§ Quoted passage
Association of greenness exposure and particulate matter exposure with ischemic stroke patients mortality in a cohort study

1.
Department of Epidemiology and Health Statistics, School of Public Health, Bengbu Medical University, Bengbu 233030, China
2.
Institute of Chronic Non-Communicable Disease Prevention and Control, Shandong Provincial Center for Disease Control and Prevention, Jinan 250014, China
3.
Department of Biostatistics, School of Public Health, Qilu Medical College, Shandong University, Jinan 250012, China
4.
National Institute of Health Care Big Data, Jinan 250003, China

Funds:

Bengbu Medical College 512 Talent Cultivation Program by51201202

Natural Science Research Program for Colleges and Universities in Anhui Province 2023AH040288

More Information

Corresponding author: JIA Xianjie, E-mail: jiaxianjie@bbmc.edu.cn

摘要

摘要: 目的基于卫星遥感数据评估的绿地暴露和颗粒物暴露与缺血性脑卒中(ischemic stroke, IS)死亡的关联。方法在山东5个县(区)收集2013―2019年患IS的个案病例，构建IS患者队列。根据每个患者的居住地址匹配归一化植被指数(normalized differential vegetation index, NDVI)夏季暴露值和PM_2.5、PM₁₀的年均暴露浓度。采用Cox比例风险回归模型探讨长期绿地暴露与PM_2.5和PM₁₀的联合暴露及其交互作用与IS患者死亡的关联，并且按性别、年龄和居住地进行分层分析。采用限制性立方样条函数分别评估绿地暴露、PM_2.5和PM₁₀与IS患者死亡风险的暴露-反应关系。结果共纳入59 084人，因IS死亡4 726人(8.00%)。分析结果显示：在评估NDVI与PM_2.5和PM₁₀的联合暴露时发现NDVI与IS患者死亡风险呈负相关。交互作用结果表明：NDVI每增加0.1个单位，IS患者的死亡风险为0.74(95% CI：0.67~0.82)，PM_2.5每增加10 μg/m³的IS患者的死亡风险为0.94(0.88~1.00)，交互项为1.04 (1.02~1.07)。年龄、性别和居住地是影响NDVI与PM_2.5和PM₁₀的联合暴露及其交互作用与IS患者死亡关联的效应修饰因子。NDVI与IS患者死亡风险的暴露-反应关系曲线呈非线性趋势，PM2.5和PM10与IS患者死亡风险的暴露-反应关系曲线呈“U”型和“J”型。结论绿地暴露可能降低IS患者的死亡风险，同时进行良好的绿地规划以及降低PM_2.5和PM₁₀的暴露浓度可能进一步降低该病的死亡风险。

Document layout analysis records
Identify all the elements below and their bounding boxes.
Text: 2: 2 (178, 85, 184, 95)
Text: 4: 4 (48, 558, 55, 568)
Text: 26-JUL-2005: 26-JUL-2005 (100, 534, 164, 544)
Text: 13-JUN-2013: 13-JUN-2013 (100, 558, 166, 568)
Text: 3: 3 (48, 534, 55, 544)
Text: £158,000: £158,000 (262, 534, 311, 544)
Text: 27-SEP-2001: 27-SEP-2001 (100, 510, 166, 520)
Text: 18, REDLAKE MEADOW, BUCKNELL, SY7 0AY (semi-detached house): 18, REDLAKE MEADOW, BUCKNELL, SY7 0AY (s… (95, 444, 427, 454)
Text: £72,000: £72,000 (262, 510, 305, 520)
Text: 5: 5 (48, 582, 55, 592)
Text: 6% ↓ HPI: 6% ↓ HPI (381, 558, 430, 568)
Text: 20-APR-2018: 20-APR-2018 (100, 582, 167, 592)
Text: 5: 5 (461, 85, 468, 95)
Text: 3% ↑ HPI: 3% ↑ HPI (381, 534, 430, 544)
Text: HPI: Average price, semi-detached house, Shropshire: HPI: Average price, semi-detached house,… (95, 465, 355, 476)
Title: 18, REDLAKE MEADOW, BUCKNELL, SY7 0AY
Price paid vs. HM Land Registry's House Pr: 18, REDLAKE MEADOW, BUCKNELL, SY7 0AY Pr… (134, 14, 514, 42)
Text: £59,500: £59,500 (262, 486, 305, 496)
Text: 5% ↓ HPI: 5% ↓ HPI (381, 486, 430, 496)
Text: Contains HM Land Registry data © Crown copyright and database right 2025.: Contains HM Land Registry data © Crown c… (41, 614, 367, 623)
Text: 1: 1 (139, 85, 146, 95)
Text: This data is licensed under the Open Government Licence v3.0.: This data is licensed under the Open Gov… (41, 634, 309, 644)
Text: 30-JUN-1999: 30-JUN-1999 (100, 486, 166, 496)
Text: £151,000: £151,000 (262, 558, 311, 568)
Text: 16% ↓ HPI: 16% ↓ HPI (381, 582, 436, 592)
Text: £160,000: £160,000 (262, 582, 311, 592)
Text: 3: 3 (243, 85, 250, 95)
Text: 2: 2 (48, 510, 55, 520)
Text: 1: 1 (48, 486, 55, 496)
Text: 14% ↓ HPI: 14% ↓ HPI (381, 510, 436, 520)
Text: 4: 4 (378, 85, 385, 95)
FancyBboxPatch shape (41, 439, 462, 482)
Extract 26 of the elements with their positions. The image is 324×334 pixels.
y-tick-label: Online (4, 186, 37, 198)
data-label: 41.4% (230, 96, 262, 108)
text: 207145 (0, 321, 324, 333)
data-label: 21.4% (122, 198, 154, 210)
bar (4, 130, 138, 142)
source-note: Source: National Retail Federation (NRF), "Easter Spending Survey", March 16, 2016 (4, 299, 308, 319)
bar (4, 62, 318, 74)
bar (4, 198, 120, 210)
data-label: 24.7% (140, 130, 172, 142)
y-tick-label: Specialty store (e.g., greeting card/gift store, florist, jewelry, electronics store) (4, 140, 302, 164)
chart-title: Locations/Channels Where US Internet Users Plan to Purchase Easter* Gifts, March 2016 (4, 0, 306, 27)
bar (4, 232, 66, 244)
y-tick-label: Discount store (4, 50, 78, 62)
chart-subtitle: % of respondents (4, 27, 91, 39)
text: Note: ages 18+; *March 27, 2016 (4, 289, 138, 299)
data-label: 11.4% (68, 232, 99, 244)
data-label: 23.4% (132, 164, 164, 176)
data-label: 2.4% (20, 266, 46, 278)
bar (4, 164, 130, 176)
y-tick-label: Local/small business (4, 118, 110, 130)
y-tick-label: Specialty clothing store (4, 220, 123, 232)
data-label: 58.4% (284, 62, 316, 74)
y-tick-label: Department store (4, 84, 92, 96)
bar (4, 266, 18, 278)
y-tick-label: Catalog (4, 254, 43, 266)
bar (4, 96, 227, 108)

§ Required actions
a - Answer these from the stroke mortality study:
(i) In which city is the National Institute of Health Care Big Data located?
(ii) What email address is given for the corresponding author?
(iii) Which funding program carries the number 2023AH040288?
b - Please carry on the stroke mortality study from the point where it stops.

§ Results by task
a -
(i) Jinan
(ii) jiaxianjie@bbmc.edu.cn
(iii) Natural Science Research Program for Colleges and Universities in Anhui Province

b -
- 缺血性脑卒中 /
- 绿地暴露 /
- 细微颗粒物 /
- 吸入颗粒物 /
- 回顾性队列研究
Abstract: Objective The interaction between greenness exposure and mortality from ischemic stroke (IS) was assessed based on satellite remote sensing data (NDVI). Methods Individual cases suffering from IS from 2013-2019 were collected in five counties in Shandong to construct a cohort of IS patients. NDVI summer exposure values and annual average exposure concentrations of PM_2.5 and PM₁₀ were matched according to the residential address of each patient. Cox proportional risk models were used to explore the association between long-term greenfield exposure and combined exposure to PM_2.5 and PM₁₀ and their interactions with ischemic stroke death, and the analyses were stratified by sex, age, and residence. Restricted cubic spline functions were used to assess the dose-response relationship between greenfield exposure, PM_2.5 and PM₁₀ and the risk of death in IS patients, respectively. Results The cohort included 59 084 individuals and 4 726 (8.00%) deaths due to IS. The results of the model′s analysis showed that NDVI was negatively associated with the risk of death in patients with IS when assessing the combined exposure of NDVI with PM_2.5 and PM₁₀. The interaction results showed that the IS mortality hazard ratio (HR) for each 0.1-unit increase in NDVI was 0.74 (95% CI: 0.67-0.82), each 10 μg/m³ increase in PM_2.5 was 0.94 (95% CI: 0.88-1.00), and the interaction term was 1.04 (95% CI: 1.02-1.07). Age, sex, and residence were effect modifiers influencing the association of combined exposure to NDVI with PM_2.5 and PM₁₀ and its interaction with death in IS patients. NDVI was nonlinearly associated with IS death, and PM_2.5 and PM₁₀ were associated with IS death in a "U" and "J" pattern, respectively. Conclusions Greenness exposure may reduce the risk of death from IS, while the risk of death from the disease may be further reduced by practicing good greenness planning and by reducing exposure concentrations of PM_2.5 and PM₁₀.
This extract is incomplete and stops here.